Novalis e Goethe, dato che mangiare è indispensabile, credono che si configuri necessariamente come gesto aggressivo nei confronti degli altri: o vivo io, o vivi tu. Se questo è il principio, se il mangiare è un bisogno che fa diventare distruttori e assassini, allora non è possibile alcun discorso sulla responsabilità e sull’etica.

Credo invece che la filosofia debba interessarsi all’alimentazione anche da un punto di vista morale. Il cibo è allo stesso tempo quanto di più semplice e quotidiano, ma anche quanto di più importante possa esserci. Sartre dice che l’uomo fa l’assoluto mangiando. Ha ragione: l’uomo è sempre uomo (oppure non lo è mai) anche quando mangia».

Riva spiega che la filosofia ha tre vie di azione per rispondere alle sfide che la società contemporanea mette in campo.
************
*ATTIVITÀ*. Riporta alla lettera il tratto del brano su filosofia e cibo che va da "Credo invece che" fino a "mette in campo.".

*Voci di dati archiviate*.
************
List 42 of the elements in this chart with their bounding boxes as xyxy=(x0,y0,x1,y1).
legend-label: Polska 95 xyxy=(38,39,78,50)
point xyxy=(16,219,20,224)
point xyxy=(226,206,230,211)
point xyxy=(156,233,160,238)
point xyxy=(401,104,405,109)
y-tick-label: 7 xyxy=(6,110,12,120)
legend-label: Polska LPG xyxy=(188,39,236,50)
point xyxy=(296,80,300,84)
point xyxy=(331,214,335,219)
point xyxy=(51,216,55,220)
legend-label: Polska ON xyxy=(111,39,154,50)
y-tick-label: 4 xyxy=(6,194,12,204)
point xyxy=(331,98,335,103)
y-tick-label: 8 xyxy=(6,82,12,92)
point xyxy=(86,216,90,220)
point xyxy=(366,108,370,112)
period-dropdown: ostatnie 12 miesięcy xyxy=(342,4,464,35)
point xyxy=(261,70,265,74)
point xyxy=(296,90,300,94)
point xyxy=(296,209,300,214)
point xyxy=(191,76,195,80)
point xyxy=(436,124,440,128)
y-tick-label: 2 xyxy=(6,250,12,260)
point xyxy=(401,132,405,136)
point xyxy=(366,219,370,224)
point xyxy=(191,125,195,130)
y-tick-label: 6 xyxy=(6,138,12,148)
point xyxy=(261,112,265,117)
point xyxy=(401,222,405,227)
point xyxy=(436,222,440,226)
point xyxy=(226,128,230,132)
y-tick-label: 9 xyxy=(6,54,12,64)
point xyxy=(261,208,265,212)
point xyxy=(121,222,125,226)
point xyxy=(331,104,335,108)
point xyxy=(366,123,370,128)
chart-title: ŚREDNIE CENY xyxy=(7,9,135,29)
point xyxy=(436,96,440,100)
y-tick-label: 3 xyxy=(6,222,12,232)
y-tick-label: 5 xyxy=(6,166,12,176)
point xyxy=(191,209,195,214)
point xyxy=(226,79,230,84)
************
*RISPOSTA*.
Credo invece che la filosofia debba interessarsi all’alimentazione anche da un punto di vista morale. Il cibo è allo stesso tempo quanto di più semplice e quotidiano, ma anche quanto di più importante possa esserci. Sartre dice che l’uomo fa l’assoluto mangiando. Ha ragione: l’uomo è sempre uomo (oppure non lo è mai) anche quando mangia».

Riva spiega che la filosofia ha tre vie di azione per rispondere alle sfide che la società contemporanea mette in campo.